** Data supplied **

========

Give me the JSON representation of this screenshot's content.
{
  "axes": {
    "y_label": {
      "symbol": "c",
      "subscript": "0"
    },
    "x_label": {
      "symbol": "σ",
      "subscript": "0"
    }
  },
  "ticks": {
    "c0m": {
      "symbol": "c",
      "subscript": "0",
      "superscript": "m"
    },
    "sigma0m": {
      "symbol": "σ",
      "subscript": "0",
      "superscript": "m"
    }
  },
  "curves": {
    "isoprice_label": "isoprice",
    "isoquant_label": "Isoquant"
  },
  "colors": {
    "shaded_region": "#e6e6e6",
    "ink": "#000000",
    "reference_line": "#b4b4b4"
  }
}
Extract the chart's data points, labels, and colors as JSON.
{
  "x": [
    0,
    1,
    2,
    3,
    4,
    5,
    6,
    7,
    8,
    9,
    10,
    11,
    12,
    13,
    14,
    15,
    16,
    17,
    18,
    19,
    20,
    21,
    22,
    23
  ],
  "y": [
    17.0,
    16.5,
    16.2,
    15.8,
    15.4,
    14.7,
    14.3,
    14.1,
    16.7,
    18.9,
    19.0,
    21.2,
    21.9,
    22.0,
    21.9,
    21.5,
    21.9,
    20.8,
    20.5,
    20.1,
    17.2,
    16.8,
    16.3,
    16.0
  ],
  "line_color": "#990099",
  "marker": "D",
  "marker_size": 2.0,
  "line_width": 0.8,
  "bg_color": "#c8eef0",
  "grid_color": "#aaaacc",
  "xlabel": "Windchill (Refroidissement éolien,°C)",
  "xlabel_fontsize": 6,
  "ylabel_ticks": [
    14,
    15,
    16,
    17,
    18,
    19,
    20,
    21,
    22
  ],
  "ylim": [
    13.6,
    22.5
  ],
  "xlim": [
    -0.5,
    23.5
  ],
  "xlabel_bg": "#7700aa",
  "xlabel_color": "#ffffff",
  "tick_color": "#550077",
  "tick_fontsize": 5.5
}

========

** Objective **
The whole listing above needs to be written out again exactly.

** Response to the exercise **
Give me the JSON representation of this screenshot's content.
{
  "axes": {
    "y_label": {
      "symbol": "c",
      "subscript": "0"
    },
    "x_label": {
      "symbol": "σ",
      "subscript": "0"
    }
  },
  "ticks": {
    "c0m": {
      "symbol": "c",
      "subscript": "0",
      "superscript": "m"
    },
    "sigma0m": {
      "symbol": "σ",
      "subscript": "0",
      "superscript": "m"
    }
  },
  "curves": {
    "isoprice_label": "isoprice",
    "isoquant_label": "Isoquant"
  },
  "colors": {
    "shaded_region": "#e6e6e6",
    "ink": "#000000",
    "reference_line": "#b4b4b4"
  }
}
Extract the chart's data points, labels, and colors as JSON.
{
  "x": [
    0,
    1,
    2,
    3,
    4,
    5,
    6,
    7,
    8,
    9,
    10,
    11,
    12,
    13,
    14,
    15,
    16,
    17,
    18,
    19,
    20,
    21,
    22,
    23
  ],
  "y": [
    17.0,
    16.5,
    16.2,
    15.8,
    15.4,
    14.7,
    14.3,
    14.1,
    16.7,
    18.9,
    19.0,
    21.2,
    21.9,
    22.0,
    21.9,
    21.5,
    21.9,
    20.8,
    20.5,
    20.1,
    17.2,
    16.8,
    16.3,
    16.0
  ],
  "line_color": "#990099",
  "marker": "D",
  "marker_size": 2.0,
  "line_width": 0.8,
  "bg_color": "#c8eef0",
  "grid_color": "#aaaacc",
  "xlabel": "Windchill (Refroidissement éolien,°C)",
  "xlabel_fontsize": 6,
  "ylabel_ticks": [
    14,
    15,
    16,
    17,
    18,
    19,
    20,
    21,
    22
  ],
  "ylim": [
    13.6,
    22.5
  ],
  "xlim": [
    -0.5,
    23.5
  ],
  "xlabel_bg": "#7700aa",
  "xlabel_color": "#ffffff",
  "tick_color": "#550077",
  "tick_fontsize": 5.5
}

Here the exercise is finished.